* **Problem to work on**
All lines in which the word "cũng" occurs are to be extracted.

□ □ □

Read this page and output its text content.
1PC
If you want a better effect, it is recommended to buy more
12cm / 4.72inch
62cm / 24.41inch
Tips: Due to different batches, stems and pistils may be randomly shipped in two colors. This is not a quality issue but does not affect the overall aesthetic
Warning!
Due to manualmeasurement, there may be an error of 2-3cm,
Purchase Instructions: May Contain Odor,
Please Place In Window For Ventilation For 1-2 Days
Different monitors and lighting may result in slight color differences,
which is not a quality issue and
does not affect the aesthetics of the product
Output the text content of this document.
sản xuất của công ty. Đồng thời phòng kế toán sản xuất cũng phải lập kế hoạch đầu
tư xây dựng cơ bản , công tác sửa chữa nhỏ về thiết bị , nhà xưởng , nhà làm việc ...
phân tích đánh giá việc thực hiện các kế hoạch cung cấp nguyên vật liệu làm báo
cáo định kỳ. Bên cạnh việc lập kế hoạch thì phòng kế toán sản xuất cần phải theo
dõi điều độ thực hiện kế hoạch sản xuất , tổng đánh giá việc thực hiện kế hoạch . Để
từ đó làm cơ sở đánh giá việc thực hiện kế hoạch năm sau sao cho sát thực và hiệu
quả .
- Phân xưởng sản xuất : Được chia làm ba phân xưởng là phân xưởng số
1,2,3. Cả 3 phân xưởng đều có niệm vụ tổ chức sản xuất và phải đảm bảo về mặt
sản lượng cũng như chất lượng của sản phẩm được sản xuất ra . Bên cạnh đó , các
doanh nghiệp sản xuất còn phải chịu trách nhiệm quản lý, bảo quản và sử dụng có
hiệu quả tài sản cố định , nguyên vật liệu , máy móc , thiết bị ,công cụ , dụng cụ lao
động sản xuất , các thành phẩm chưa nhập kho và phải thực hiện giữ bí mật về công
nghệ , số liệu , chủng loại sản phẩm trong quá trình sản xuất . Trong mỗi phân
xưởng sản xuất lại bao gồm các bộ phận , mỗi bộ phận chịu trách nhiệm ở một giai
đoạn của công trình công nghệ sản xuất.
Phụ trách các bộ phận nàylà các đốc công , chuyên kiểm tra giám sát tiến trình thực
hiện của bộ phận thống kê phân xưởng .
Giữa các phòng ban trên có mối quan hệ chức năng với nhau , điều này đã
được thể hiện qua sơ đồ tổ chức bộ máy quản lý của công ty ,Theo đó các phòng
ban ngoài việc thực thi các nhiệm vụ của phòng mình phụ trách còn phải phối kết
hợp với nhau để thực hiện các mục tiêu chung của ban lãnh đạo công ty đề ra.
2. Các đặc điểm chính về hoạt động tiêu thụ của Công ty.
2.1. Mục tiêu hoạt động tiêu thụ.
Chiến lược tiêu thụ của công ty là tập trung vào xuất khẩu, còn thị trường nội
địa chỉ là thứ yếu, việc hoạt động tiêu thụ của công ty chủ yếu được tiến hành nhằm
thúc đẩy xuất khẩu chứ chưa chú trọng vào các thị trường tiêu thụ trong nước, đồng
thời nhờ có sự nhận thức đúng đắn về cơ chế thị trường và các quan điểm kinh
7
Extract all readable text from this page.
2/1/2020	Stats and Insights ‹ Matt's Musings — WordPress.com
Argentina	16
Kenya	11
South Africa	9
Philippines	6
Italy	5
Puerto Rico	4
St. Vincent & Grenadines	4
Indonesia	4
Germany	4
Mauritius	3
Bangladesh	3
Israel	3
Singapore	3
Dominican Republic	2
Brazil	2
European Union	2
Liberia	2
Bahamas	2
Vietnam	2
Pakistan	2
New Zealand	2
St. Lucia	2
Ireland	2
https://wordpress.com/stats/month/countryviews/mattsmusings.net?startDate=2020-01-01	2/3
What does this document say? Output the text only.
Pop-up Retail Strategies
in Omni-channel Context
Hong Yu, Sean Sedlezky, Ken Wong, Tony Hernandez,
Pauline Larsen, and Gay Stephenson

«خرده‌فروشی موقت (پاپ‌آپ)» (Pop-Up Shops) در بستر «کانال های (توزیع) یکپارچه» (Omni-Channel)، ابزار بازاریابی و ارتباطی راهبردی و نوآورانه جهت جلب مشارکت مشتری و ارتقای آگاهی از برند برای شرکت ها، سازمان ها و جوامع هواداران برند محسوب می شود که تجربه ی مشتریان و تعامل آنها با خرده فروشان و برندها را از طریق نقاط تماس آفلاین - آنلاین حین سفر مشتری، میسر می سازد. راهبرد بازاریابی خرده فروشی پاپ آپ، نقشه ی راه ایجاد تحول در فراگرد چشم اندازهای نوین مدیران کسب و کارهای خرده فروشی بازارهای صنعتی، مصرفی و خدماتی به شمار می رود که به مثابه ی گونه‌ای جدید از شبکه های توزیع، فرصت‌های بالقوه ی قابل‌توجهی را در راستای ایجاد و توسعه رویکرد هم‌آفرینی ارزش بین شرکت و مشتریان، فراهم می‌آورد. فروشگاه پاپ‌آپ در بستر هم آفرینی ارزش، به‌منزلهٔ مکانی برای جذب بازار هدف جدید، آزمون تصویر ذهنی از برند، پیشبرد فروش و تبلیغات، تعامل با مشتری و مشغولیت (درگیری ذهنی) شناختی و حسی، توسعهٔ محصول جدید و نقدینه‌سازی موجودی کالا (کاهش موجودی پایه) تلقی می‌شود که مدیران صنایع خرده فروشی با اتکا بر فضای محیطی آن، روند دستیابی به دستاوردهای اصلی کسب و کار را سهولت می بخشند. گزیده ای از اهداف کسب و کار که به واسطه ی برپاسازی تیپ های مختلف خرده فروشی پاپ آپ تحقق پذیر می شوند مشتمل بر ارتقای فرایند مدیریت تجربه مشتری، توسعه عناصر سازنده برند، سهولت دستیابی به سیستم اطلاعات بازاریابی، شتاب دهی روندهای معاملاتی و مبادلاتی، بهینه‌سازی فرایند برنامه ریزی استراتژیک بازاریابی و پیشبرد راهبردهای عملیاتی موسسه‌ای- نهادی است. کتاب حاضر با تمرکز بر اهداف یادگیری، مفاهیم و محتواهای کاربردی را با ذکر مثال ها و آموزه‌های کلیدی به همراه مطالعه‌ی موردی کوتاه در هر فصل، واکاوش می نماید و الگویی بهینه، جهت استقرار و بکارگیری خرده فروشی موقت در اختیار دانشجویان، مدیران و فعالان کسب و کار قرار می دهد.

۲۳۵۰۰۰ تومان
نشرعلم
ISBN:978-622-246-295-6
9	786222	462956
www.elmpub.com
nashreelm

□ □ □

* **Answer below**
sản xuất của công ty. Đồng thời phòng kế toán sản xuất cũng phải lập kế hoạch đầu
sản lượng cũng như chất lượng của sản phẩm được sản xuất ra . Bên cạnh đó , các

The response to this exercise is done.